Problem to work on:
Can you transcribe every record below exactly as it appears?

Data supplied:
▬▬▬▬▬▬▬▬▬▬
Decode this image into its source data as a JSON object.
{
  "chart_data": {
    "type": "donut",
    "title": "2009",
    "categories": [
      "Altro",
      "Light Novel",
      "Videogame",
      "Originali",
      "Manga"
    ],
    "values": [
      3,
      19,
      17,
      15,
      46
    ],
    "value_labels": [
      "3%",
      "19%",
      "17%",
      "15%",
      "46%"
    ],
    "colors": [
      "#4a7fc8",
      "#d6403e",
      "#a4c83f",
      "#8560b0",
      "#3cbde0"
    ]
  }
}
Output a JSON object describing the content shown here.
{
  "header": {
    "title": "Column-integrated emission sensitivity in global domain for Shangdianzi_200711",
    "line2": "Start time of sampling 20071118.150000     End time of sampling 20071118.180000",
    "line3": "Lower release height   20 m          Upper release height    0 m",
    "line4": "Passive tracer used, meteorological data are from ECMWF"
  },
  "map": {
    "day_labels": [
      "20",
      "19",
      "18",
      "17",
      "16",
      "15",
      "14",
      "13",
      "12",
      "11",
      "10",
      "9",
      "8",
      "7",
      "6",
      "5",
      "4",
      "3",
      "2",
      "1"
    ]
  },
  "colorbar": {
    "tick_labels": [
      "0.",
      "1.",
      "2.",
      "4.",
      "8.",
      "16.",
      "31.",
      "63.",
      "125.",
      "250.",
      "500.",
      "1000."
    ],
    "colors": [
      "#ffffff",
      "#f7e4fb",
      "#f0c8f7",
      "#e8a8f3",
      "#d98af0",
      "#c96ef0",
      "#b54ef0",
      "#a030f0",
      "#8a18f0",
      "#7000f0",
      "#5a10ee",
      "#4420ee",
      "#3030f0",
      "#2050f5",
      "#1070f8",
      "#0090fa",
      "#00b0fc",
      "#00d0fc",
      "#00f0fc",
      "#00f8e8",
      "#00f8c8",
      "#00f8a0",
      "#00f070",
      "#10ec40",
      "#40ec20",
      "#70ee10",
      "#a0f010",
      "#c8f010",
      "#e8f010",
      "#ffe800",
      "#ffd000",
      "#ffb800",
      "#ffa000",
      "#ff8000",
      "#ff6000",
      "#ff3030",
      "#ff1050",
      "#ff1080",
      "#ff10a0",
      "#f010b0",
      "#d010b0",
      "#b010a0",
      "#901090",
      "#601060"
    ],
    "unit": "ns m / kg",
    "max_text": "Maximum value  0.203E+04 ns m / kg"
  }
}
▬▬▬▬▬▬▬▬▬▬
Solution for this task:
Decode this image into its source data as a JSON object.
{
  "chart_data": {
    "type": "donut",
    "title": "2009",
    "categories": [
      "Altro",
      "Light Novel",
      "Videogame",
      "Originali",
      "Manga"
    ],
    "values": [
      3,
      19,
      17,
      15,
      46
    ],
    "value_labels": [
      "3%",
      "19%",
      "17%",
      "15%",
      "46%"
    ],
    "colors": [
      "#4a7fc8",
      "#d6403e",
      "#a4c83f",
      "#8560b0",
      "#3cbde0"
    ]
  }
}
Output a JSON object describing the content shown here.
{
  "header": {
    "title": "Column-integrated emission sensitivity in global domain for Shangdianzi_200711",
    "line2": "Start time of sampling 20071118.150000     End time of sampling 20071118.180000",
    "line3": "Lower release height   20 m          Upper release height    0 m",
    "line4": "Passive tracer used, meteorological data are from ECMWF"
  },
  "map": {
    "day_labels": [
      "20",
      "19",
      "18",
      "17",
      "16",
      "15",
      "14",
      "13",
      "12",
      "11",
      "10",
      "9",
      "8",
      "7",
      "6",
      "5",
      "4",
      "3",
      "2",
      "1"
    ]
  },
  "colorbar": {
    "tick_labels": [
      "0.",
      "1.",
      "2.",
      "4.",
      "8.",
      "16.",
      "31.",
      "63.",
      "125.",
      "250.",
      "500.",
      "1000."
    ],
    "colors": [
      "#ffffff",
      "#f7e4fb",
      "#f0c8f7",
      "#e8a8f3",
      "#d98af0",
      "#c96ef0",
      "#b54ef0",
      "#a030f0",
      "#8a18f0",
      "#7000f0",
      "#5a10ee",
      "#4420ee",
      "#3030f0",
      "#2050f5",
      "#1070f8",
      "#0090fa",
      "#00b0fc",
      "#00d0fc",
      "#00f0fc",
      "#00f8e8",
      "#00f8c8",
      "#00f8a0",
      "#00f070",
      "#10ec40",
      "#40ec20",
      "#70ee10",
      "#a0f010",
      "#c8f010",
      "#e8f010",
      "#ffe800",
      "#ffd000",
      "#ffb800",
      "#ffa000",
      "#ff8000",
      "#ff6000",
      "#ff3030",
      "#ff1050",
      "#ff1080",
      "#ff10a0",
      "#f010b0",
      "#d010b0",
      "#b010a0",
      "#901090",
      "#601060"
    ],
    "unit": "ns m / kg",
    "max_text": "Maximum value  0.203E+04 ns m / kg"
  }
}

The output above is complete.